:: TRECHO APRESENTADO ::

O caráter sobrenatural do Evangelho e do seu ministério

2 Coríntios 4:1-7

Vivemos dias em que a menção às expressões “Evangelho”, “evangélicos” e “evangelização” se tornou lugar comum na linguagem não só religiosa, como popular. Falta uma compreensão correta, com base bíblica, desses termos e, consequentemente, do seu caráter sobrenatural bem como do seu respectivo ministério.

Em razão das muitas perseguições, sofrimentos e aflições, Paulo teve que lutar contra as acusações de que ele não era um verdadeiro apóstolo de Cristo, que lhe eram movidas pelos falsos mestres que procuravam perturbar a mente do povo, instigando-o contra os seus amigos. Neste capítulo Paulo procura afirmar o seu zelo e integridade intransigentes na pregação do Evangelho de tal modo que, se alguém não visse a glória e a verdade do Evangelho, era somente devido a Satanás os haver cegado e à dureza dos seus próprios corações, nunca pela ausência de um verdadeiro ministro e de uma verdadeira mensagem, que se revestia de caráter sobrenatural e, por isso, valia por si só, independentemente da qualidade do ministro que a divulgasse.

Vejamos como ele desenvolve esse tema:

1. A razão da eficácia no exercício do ministério sobrenatural do Evangelho (v. 1)

Paulo credita a eficácia no exercício do ministério evangelístico à “misericórdia” de Deus (“segundo a misericórdia que nos foi feita”). Uma vez que temos este ministério do Espírito e da vida (escrito no coração, não na letra, mas no espírito) de justificação e de uma perfeita justiça por meio de Cristo, este ministério da glória redentora de Deus na Pessoa e na Obra de Cristo, não nos desencorajamos nem desfalecemos em nosso espírito por causa das dificuldades e das provações (João 16:33; 2 Timóteo 3:12; Filipenses 1:29). A nossa vocação para o ministério se obtém pela misericórdia e graça de Deus tal como a nossa força e o nosso poder para perseverarmos através das muitas dificuldades (2 Coríntios 12:9,10). O melhor homem desfaleceria sob tal tarefa e pereceria sob tais provações e fardos sem a graça e a misericórdia de Deus (1 Coríntios 15:10). Foi o próprio Deus, em Sua misericórdia, que nos deu este trabalho maravilhoso (de contar Sua Boa-Nova aos outros) e, por isso, nunca desanimamos.

2. Cuidado com os motivos do exercício do ministério sobrenatural do Evangelho (v. 2)

:::
:: REGISTROS DO CONJUNTO ::

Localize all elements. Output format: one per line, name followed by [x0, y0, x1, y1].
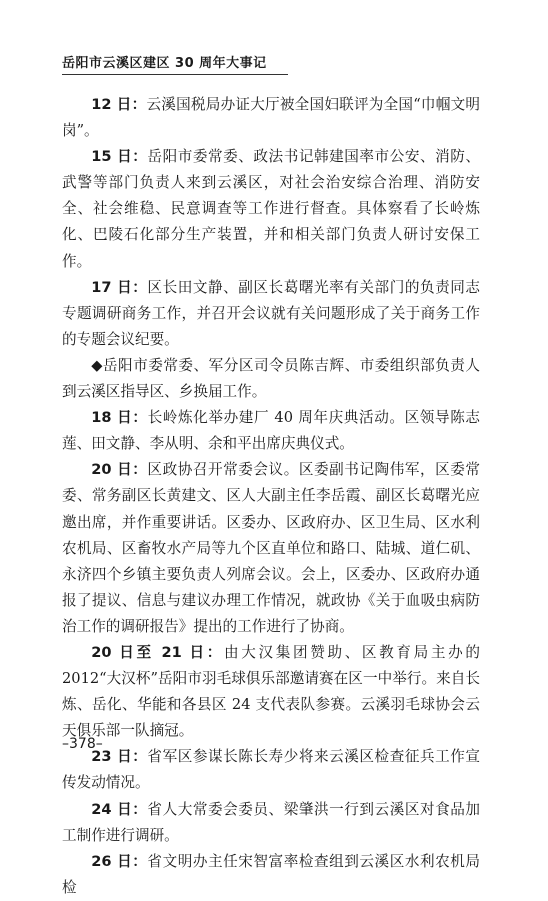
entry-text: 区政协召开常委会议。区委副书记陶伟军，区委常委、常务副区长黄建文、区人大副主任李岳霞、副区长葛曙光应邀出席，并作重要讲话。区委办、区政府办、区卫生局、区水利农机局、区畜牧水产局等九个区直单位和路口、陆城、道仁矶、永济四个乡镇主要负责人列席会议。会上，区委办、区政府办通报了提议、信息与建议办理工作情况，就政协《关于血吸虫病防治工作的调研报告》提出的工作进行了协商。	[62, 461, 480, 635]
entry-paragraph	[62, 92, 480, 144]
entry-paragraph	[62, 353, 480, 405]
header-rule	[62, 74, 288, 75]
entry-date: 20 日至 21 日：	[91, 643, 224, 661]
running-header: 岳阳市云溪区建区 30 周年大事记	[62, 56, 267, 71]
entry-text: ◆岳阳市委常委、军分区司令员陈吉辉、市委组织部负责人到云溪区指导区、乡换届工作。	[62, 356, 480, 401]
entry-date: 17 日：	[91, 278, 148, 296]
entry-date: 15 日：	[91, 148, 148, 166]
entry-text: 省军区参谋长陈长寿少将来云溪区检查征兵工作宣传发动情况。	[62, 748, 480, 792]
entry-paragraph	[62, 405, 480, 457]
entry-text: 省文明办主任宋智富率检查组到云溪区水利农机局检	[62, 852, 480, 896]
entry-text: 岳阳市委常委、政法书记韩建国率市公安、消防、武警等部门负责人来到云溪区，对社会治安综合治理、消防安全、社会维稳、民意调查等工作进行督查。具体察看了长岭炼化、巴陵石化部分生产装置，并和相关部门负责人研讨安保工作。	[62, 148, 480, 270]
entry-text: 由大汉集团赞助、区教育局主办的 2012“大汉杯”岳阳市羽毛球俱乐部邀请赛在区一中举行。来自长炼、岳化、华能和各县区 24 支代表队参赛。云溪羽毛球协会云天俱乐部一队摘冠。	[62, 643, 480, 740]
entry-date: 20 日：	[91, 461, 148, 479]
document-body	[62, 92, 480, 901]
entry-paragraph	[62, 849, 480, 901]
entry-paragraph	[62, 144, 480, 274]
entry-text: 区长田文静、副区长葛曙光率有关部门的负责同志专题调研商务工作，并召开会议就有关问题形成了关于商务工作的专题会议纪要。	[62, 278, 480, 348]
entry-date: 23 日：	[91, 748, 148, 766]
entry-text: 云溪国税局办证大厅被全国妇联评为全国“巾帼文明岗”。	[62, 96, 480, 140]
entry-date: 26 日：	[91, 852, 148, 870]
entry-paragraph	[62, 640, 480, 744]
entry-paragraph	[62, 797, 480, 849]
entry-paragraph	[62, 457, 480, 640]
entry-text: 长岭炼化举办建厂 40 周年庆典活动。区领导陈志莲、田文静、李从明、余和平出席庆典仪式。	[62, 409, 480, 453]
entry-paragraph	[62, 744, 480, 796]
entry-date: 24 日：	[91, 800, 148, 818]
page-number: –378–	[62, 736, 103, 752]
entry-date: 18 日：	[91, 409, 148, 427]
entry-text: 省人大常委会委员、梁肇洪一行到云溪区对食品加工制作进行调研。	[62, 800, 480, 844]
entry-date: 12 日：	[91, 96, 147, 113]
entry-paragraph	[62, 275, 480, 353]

:::

OBJETIVO DECLARADO 1 ▸ Segundo o texto sobre o caráter sobrenatural do Evangelho, a que Paulo credita a eficácia no exercício do ministério evangelístico?
OBJETIVO DECLARADO 2 ▸ Duplique os registros a partir da linha que contém "461, 480, 635]" e siga até a linha que contém "748, 480, 792]", incluindo as duas.
O texto e os registros têm origens diferentes.

RESULTADO DO EXERCÍCIO 1 ▸ À misericórdia de Deus.

RESULTADO DO EXERCÍCIO 2 ▸
entry-text: 区政协召开常委会议。区委副书记陶伟军，区委常委、常务副区长黄建文、区人大副主任李岳霞、副区长葛曙光应邀出席，并作重要讲话。区委办、区政府办、区卫生局、区水利农机局、区畜牧水产局等九个区直单位和路口、陆城、道仁矶、永济四个乡镇主要负责人列席会议。会上，区委办、区政府办通报了提议、信息与建议办理工作情况，就政协《关于血吸虫病防治工作的调研报告》提出的工作进行了协商。	[62, 461, 480, 635]
entry-paragraph	[62, 92, 480, 144]
entry-paragraph	[62, 353, 480, 405]
header-rule	[62, 74, 288, 75]
entry-date: 20 日至 21 日：	[91, 643, 224, 661]
running-header: 岳阳市云溪区建区 30 周年大事记	[62, 56, 267, 71]
entry-text: ◆岳阳市委常委、军分区司令员陈吉辉、市委组织部负责人到云溪区指导区、乡换届工作。	[62, 356, 480, 401]
entry-date: 17 日：	[91, 278, 148, 296]
entry-date: 15 日：	[91, 148, 148, 166]
entry-text: 省军区参谋长陈长寿少将来云溪区检查征兵工作宣传发动情况。	[62, 748, 480, 792]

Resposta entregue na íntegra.